--- BEGIN Dataset entries ---
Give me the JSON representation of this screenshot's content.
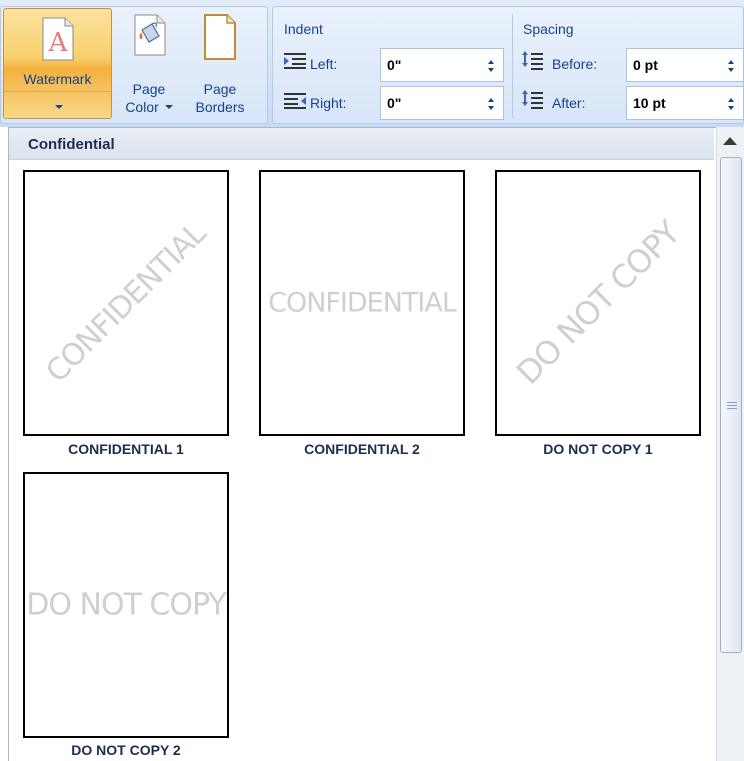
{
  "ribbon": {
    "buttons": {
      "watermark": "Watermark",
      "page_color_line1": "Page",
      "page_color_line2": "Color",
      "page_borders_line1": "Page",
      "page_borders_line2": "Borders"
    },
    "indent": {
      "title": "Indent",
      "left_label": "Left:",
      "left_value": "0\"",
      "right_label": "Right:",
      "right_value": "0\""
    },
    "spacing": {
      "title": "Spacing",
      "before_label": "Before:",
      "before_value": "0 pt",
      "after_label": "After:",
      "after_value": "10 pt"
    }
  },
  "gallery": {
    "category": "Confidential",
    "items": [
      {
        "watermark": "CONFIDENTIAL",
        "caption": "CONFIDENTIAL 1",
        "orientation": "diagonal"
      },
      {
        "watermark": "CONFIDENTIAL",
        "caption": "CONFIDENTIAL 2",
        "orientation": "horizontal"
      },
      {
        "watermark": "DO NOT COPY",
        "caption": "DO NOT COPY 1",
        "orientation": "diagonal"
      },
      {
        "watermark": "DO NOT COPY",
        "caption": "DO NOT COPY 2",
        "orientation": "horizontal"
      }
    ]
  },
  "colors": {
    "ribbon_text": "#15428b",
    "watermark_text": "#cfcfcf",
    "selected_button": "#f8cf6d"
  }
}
--- END Dataset entries ---
--- BEGIN Dataset entries ---
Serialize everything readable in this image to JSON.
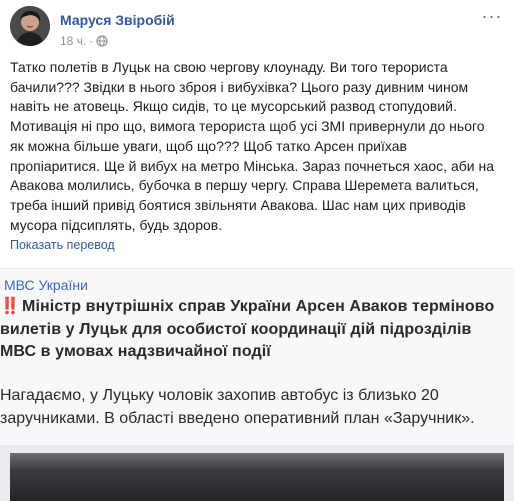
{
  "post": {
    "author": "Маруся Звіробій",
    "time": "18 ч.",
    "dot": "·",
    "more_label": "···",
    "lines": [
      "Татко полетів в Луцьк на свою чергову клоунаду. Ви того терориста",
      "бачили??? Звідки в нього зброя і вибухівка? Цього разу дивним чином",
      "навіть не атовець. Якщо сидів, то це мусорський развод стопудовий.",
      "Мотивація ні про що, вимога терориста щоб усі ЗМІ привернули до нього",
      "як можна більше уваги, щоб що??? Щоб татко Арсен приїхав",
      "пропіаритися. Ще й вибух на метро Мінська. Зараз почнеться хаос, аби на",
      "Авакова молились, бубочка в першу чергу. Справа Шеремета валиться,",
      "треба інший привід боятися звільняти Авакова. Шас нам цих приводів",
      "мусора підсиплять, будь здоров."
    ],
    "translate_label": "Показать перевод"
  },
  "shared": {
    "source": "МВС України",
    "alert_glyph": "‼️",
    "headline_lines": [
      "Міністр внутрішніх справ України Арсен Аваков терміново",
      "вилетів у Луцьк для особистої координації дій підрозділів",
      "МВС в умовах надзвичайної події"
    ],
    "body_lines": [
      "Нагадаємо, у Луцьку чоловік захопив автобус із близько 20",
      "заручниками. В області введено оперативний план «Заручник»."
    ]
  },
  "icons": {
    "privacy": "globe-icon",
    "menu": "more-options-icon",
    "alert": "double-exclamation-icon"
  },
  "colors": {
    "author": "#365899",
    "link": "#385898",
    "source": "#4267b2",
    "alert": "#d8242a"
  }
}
--- END Dataset entries ---
--- BEGIN Dataset entries ---
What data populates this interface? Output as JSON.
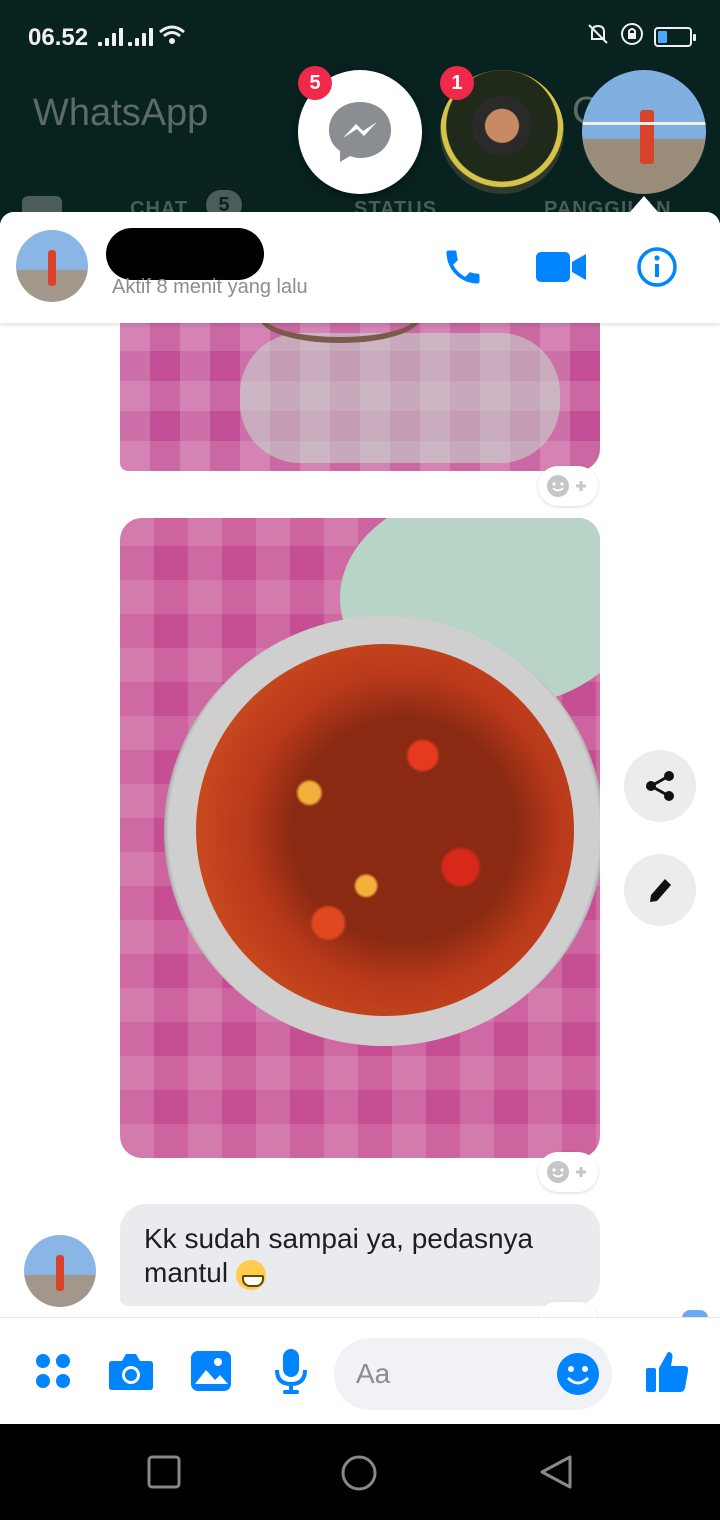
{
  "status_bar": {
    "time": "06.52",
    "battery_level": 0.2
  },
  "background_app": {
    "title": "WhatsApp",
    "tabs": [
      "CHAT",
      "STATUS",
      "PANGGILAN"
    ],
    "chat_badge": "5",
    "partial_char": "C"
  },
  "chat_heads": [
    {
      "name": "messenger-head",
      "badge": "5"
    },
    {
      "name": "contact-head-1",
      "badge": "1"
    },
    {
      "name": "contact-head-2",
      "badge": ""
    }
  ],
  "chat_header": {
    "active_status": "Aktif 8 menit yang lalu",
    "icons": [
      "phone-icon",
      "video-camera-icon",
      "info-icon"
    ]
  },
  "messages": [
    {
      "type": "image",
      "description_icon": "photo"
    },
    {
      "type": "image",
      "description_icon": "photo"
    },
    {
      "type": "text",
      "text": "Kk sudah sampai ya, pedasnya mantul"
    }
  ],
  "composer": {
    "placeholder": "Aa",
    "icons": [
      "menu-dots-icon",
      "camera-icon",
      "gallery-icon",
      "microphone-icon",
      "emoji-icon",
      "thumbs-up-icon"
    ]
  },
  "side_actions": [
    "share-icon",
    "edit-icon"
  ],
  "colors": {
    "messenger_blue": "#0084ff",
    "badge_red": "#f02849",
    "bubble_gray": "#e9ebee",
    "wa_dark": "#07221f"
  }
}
--- END Dataset entries ---
**Written exercise**
Work out the number of lines above that include the string "COPY" and write only that number.

**Exercise solution**
4